— START Extracted data —

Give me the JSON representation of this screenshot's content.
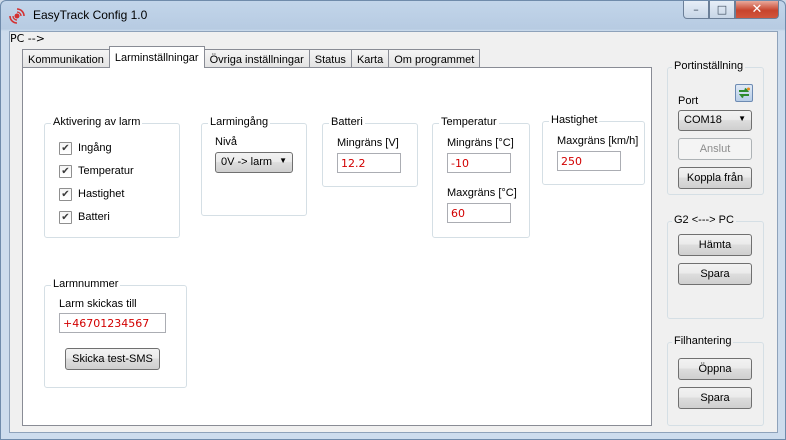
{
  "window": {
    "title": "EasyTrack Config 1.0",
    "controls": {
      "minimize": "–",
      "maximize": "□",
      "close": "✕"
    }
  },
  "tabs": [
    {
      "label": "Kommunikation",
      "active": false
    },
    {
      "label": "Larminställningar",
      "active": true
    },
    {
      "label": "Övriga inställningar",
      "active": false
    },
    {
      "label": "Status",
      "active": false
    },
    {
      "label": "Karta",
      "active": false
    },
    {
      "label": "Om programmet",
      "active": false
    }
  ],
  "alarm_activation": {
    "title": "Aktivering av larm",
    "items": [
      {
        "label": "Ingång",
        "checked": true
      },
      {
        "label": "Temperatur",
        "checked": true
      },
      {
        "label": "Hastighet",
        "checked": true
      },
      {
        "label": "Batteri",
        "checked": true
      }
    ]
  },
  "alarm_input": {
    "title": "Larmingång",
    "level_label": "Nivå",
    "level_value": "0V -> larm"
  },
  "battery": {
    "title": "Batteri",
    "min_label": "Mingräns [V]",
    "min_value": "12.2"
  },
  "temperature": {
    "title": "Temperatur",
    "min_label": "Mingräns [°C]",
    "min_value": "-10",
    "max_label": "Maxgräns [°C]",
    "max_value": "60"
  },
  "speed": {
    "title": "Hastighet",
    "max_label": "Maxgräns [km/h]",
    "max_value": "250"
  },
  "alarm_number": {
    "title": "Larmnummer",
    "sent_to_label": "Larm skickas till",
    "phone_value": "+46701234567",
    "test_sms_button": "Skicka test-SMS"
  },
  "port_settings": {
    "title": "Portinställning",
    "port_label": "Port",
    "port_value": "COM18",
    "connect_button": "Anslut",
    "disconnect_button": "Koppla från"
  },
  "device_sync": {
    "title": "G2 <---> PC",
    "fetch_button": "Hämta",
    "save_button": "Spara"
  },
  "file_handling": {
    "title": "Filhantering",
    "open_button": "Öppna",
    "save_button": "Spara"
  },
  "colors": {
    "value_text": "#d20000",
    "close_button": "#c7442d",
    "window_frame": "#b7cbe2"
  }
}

— END Extracted data —
— START Extracted data —

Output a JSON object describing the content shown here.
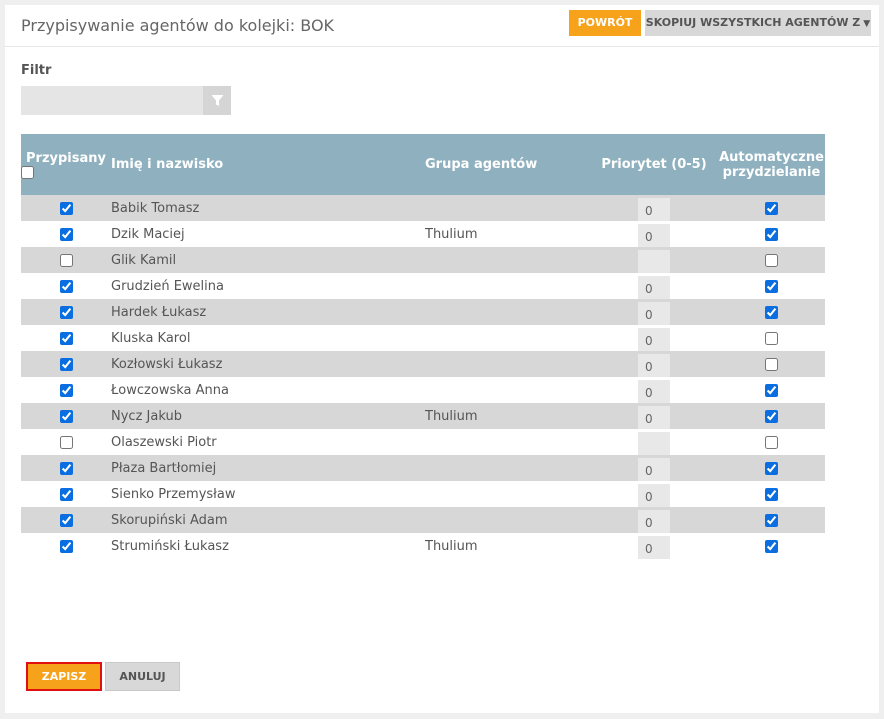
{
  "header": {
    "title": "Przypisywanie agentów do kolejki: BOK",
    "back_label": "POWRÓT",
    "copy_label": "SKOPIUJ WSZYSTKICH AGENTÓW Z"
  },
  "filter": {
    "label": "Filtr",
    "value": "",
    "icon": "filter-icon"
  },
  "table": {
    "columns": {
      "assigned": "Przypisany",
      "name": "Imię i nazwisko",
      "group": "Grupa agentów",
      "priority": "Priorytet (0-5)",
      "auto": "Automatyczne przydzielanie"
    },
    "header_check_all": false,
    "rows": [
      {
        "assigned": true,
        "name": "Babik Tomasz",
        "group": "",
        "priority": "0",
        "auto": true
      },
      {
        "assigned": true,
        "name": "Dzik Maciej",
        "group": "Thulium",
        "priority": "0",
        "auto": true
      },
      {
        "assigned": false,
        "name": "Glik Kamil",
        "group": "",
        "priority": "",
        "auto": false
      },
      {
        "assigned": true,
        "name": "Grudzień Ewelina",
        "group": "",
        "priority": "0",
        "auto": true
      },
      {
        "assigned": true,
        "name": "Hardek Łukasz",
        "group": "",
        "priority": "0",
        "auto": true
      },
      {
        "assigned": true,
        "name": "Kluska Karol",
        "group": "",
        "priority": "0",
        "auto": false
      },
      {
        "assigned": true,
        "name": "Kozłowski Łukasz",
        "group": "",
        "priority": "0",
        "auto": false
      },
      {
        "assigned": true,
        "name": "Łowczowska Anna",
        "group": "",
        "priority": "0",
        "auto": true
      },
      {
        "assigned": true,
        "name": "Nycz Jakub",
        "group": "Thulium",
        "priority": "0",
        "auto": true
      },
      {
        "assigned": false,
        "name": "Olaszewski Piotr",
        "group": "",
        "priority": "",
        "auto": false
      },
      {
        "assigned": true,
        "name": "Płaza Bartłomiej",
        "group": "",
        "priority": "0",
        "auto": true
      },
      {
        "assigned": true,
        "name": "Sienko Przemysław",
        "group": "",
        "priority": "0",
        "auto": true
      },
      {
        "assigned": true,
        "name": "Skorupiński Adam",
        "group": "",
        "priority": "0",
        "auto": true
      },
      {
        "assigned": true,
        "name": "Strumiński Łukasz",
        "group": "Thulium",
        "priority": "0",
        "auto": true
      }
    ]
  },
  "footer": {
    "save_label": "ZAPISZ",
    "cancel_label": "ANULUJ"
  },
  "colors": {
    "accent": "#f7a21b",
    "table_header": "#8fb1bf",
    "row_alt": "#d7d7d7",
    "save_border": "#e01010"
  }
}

— END Extracted data —

■ Given request: Your reply is one number: how many lines of the records above contain the word "Maxgräns".

■ Written response: 2